▼

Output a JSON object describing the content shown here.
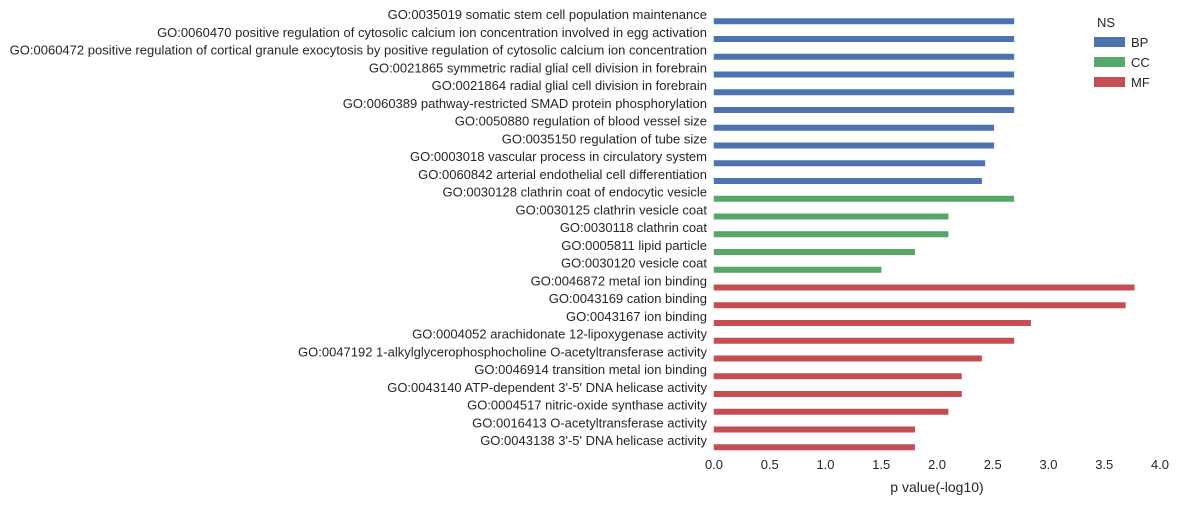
{
  "chart_data": {
    "type": "bar",
    "orientation": "horizontal",
    "xlabel": "p value(-log10)",
    "ylabel": "",
    "xlim": [
      0,
      4
    ],
    "xticks": [
      "0.0",
      "0.5",
      "1.0",
      "1.5",
      "2.0",
      "2.5",
      "3.0",
      "3.5",
      "4.0"
    ],
    "grid": false,
    "legend": {
      "title": "NS",
      "placement": "top-right",
      "entries": [
        {
          "name": "BP",
          "color": "#4c72b0"
        },
        {
          "name": "CC",
          "color": "#55a868"
        },
        {
          "name": "MF",
          "color": "#c44e52"
        }
      ]
    },
    "categories": [
      "GO:0035019 somatic stem cell population maintenance",
      "GO:0060470 positive regulation of cytosolic calcium ion concentration involved in egg activation",
      "GO:0060472 positive regulation of cortical granule exocytosis by positive regulation of cytosolic calcium ion concentration",
      "GO:0021865 symmetric radial glial cell division in forebrain",
      "GO:0021864 radial glial cell division in forebrain",
      "GO:0060389 pathway-restricted SMAD protein phosphorylation",
      "GO:0050880 regulation of blood vessel size",
      "GO:0035150 regulation of tube size",
      "GO:0003018 vascular process in circulatory system",
      "GO:0060842 arterial endothelial cell differentiation",
      "GO:0030128 clathrin coat of endocytic vesicle",
      "GO:0030125 clathrin vesicle coat",
      "GO:0030118 clathrin coat",
      "GO:0005811 lipid particle",
      "GO:0030120 vesicle coat",
      "GO:0046872 metal ion binding",
      "GO:0043169 cation binding",
      "GO:0043167 ion binding",
      "GO:0004052 arachidonate 12-lipoxygenase activity",
      "GO:0047192 1-alkylglycerophosphocholine O-acetyltransferase activity",
      "GO:0046914 transition metal ion binding",
      "GO:0043140 ATP-dependent 3'-5' DNA helicase activity",
      "GO:0004517 nitric-oxide synthase activity",
      "GO:0016413 O-acetyltransferase activity",
      "GO:0043138 3'-5' DNA helicase activity"
    ],
    "series": [
      {
        "name": "BP",
        "color": "#4c72b0",
        "values": [
          2.69,
          2.69,
          2.69,
          2.69,
          2.69,
          2.69,
          2.51,
          2.51,
          2.43,
          2.4,
          null,
          null,
          null,
          null,
          null,
          null,
          null,
          null,
          null,
          null,
          null,
          null,
          null,
          null,
          null
        ]
      },
      {
        "name": "CC",
        "color": "#55a868",
        "values": [
          null,
          null,
          null,
          null,
          null,
          null,
          null,
          null,
          null,
          null,
          2.69,
          2.1,
          2.1,
          1.8,
          1.5,
          null,
          null,
          null,
          null,
          null,
          null,
          null,
          null,
          null,
          null
        ]
      },
      {
        "name": "MF",
        "color": "#c44e52",
        "values": [
          null,
          null,
          null,
          null,
          null,
          null,
          null,
          null,
          null,
          null,
          null,
          null,
          null,
          null,
          null,
          3.77,
          3.69,
          2.84,
          2.69,
          2.4,
          2.22,
          2.22,
          2.1,
          1.8,
          1.8
        ]
      }
    ]
  }
}
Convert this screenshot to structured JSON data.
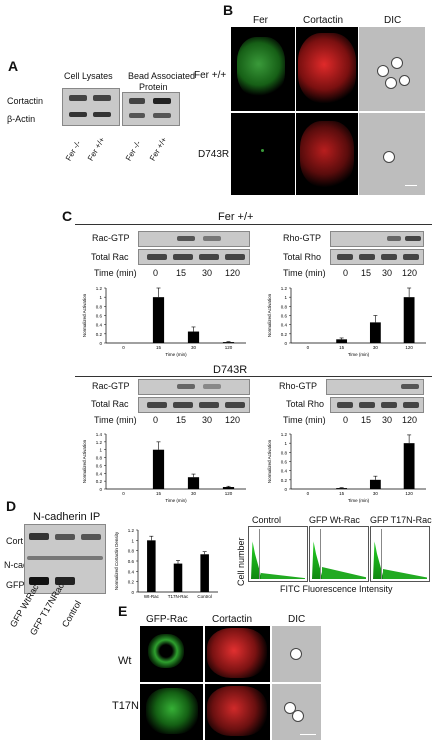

▲

◆ **Brief**
One number answers this exercise: the count of lines above in which the word "color" appears.

◆ **Task result**
6